Transcribe the records that follow. Keep every word exactly, and drop the pictures.

>> START INPUT FOR THIS TASK

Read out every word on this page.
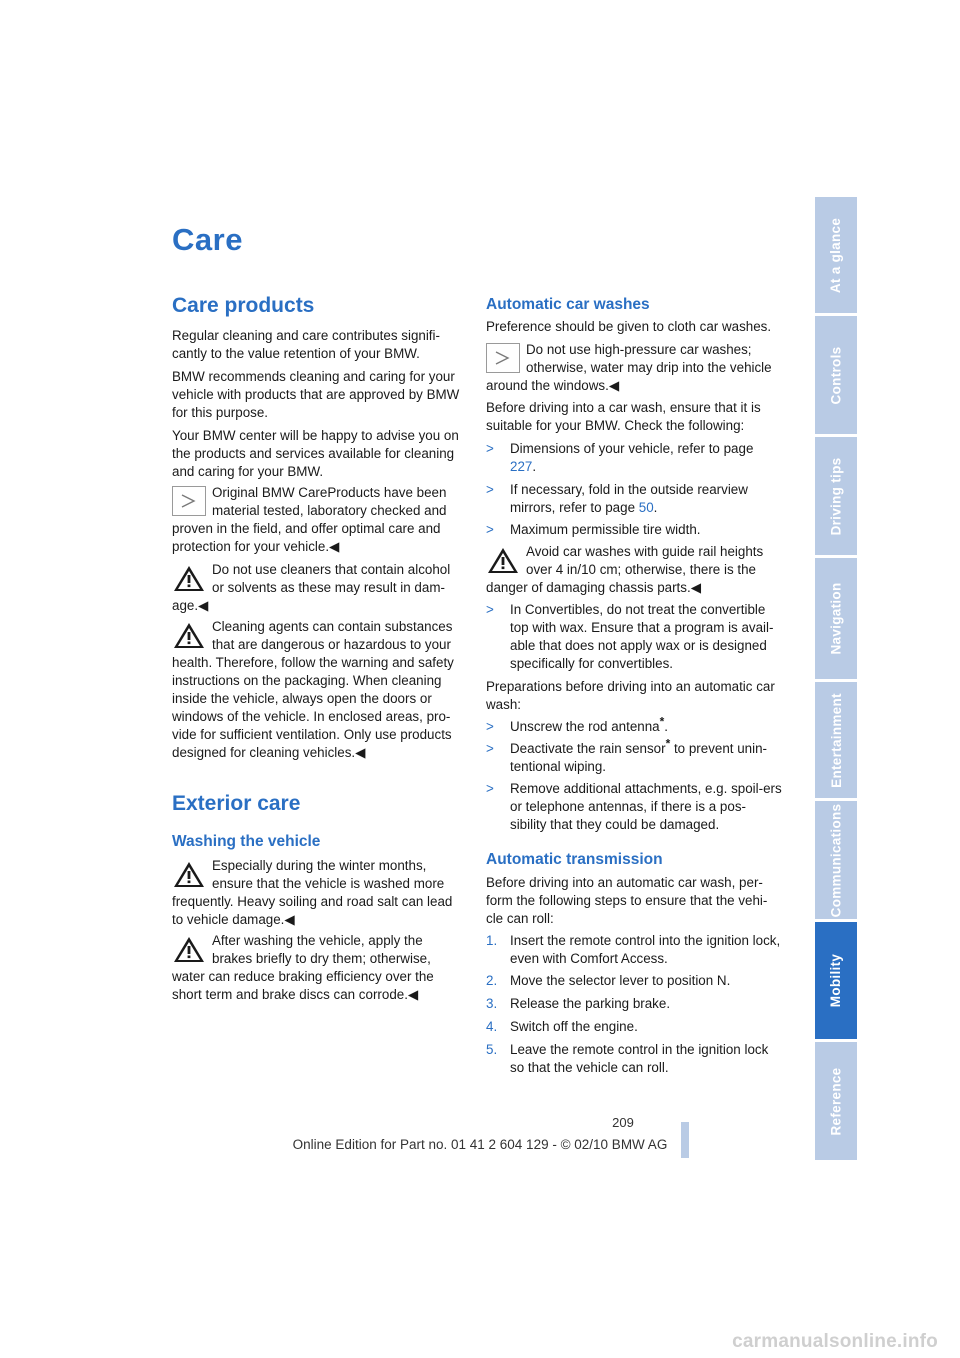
Care
Care products

Regular cleaning and care contributes signifi-cantly to the value retention of your BMW.

BMW recommends cleaning and caring for your vehicle with products that are approved by BMW for this purpose.

Your BMW center will be happy to advise you on the products and services available for cleaning and caring for your BMW.

Original BMW CareProducts have been material tested, laboratory checked and proven in the field, and offer optimal care and protection for your vehicle.◀
Do not use cleaners that contain alcohol or solvents as these may result in dam-age.◀
Cleaning agents can contain substances that are dangerous or hazardous to your health. Therefore, follow the warning and safety instructions on the packaging. When cleaning inside the vehicle, always open the doors or windows of the vehicle. In enclosed areas, pro-vide for sufficient ventilation. Only use products designed for cleaning vehicles.◀
Exterior care
Washing the vehicle
Especially during the winter months, ensure that the vehicle is washed more frequently. Heavy soiling and road salt can lead to vehicle damage.◀
After washing the vehicle, apply the brakes briefly to dry them; otherwise, water can reduce braking efficiency over the short term and brake discs can corrode.◀
Automatic car washes

Preference should be given to cloth car washes.

Do not use high-pressure car washes; otherwise, water may drip into the vehicle around the windows.◀

Before driving into a car wash, ensure that it is suitable for your BMW. Check the following:

> Dimensions of your vehicle, refer to page 227.
> If necessary, fold in the outside rearview mirrors, refer to page 50.
> Maximum permissible tire width.
Avoid car washes with guide rail heights over 4 in/10 cm; otherwise, there is the danger of damaging chassis parts.◀
> In Convertibles, do not treat the convertible top with wax. Ensure that a program is avail-able that does not apply wax or is designed specifically for convertibles.

Preparations before driving into an automatic car wash:

> Unscrew the rod antenna*.
> Deactivate the rain sensor* to prevent unin-tentional wiping.
> Remove additional attachments, e.g. spoil-ers or telephone antennas, if there is a pos-sibility that they could be damaged.
Automatic transmission

Before driving into an automatic car wash, per-form the following steps to ensure that the vehi-cle can roll:

1. Insert the remote control into the ignition lock, even with Comfort Access.
2. Move the selector lever to position N.
3. Release the parking brake.
4. Switch off the engine.
5. Leave the remote control in the ignition lock so that the vehicle can roll.
At a glance
Controls
Driving tips
Navigation
Entertainment
Communications
Mobility
Reference
209
Online Edition for Part no. 01 41 2 604 129 - © 02/10 BMW AG
carmanualsonline.info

>> END INPUT FOR THIS TASK

◆ **FINAL ANSWER**:
Read out every word on this page.
Care
Care products

Regular cleaning and care contributes signifi-cantly to the value retention of your BMW.

BMW recommends cleaning and caring for your vehicle with products that are approved by BMW for this purpose.

Your BMW center will be happy to advise you on the products and services available for cleaning and caring for your BMW.

Original BMW CareProducts have been material tested, laboratory checked and proven in the field, and offer optimal care and protection for your vehicle.◀
Do not use cleaners that contain alcohol or solvents as these may result in dam-age.◀
Cleaning agents can contain substances that are dangerous or hazardous to your health. Therefore, follow the warning and safety instructions on the packaging. When cleaning inside the vehicle, always open the doors or windows of the vehicle. In enclosed areas, pro-vide for sufficient ventilation. Only use products designed for cleaning vehicles.◀
Exterior care
Washing the vehicle
Especially during the winter months, ensure that the vehicle is washed more frequently. Heavy soiling and road salt can lead to vehicle damage.◀
After washing the vehicle, apply the brakes briefly to dry them; otherwise, water can reduce braking efficiency over the short term and brake discs can corrode.◀
Automatic car washes

Preference should be given to cloth car washes.

Do not use high-pressure car washes; otherwise, water may drip into the vehicle around the windows.◀

Before driving into a car wash, ensure that it is suitable for your BMW. Check the following:

> Dimensions of your vehicle, refer to page 227.
> If necessary, fold in the outside rearview mirrors, refer to page 50.
> Maximum permissible tire width.
Avoid car washes with guide rail heights over 4 in/10 cm; otherwise, there is the danger of damaging chassis parts.◀
> In Convertibles, do not treat the convertible top with wax. Ensure that a program is avail-able that does not apply wax or is designed specifically for convertibles.

Preparations before driving into an automatic car wash:

> Unscrew the rod antenna*.
> Deactivate the rain sensor* to prevent unin-tentional wiping.
> Remove additional attachments, e.g. spoil-ers or telephone antennas, if there is a pos-sibility that they could be damaged.
Automatic transmission

Before driving into an automatic car wash, per-form the following steps to ensure that the vehi-cle can roll:

1. Insert the remote control into the ignition lock, even with Comfort Access.
2. Move the selector lever to position N.
3. Release the parking brake.
4. Switch off the engine.
5. Leave the remote control in the ignition lock so that the vehicle can roll.
At a glance
Controls
Driving tips
Navigation
Entertainment
Communications
Mobility
Reference
209
Online Edition for Part no. 01 41 2 604 129 - © 02/10 BMW AG
carmanualsonline.info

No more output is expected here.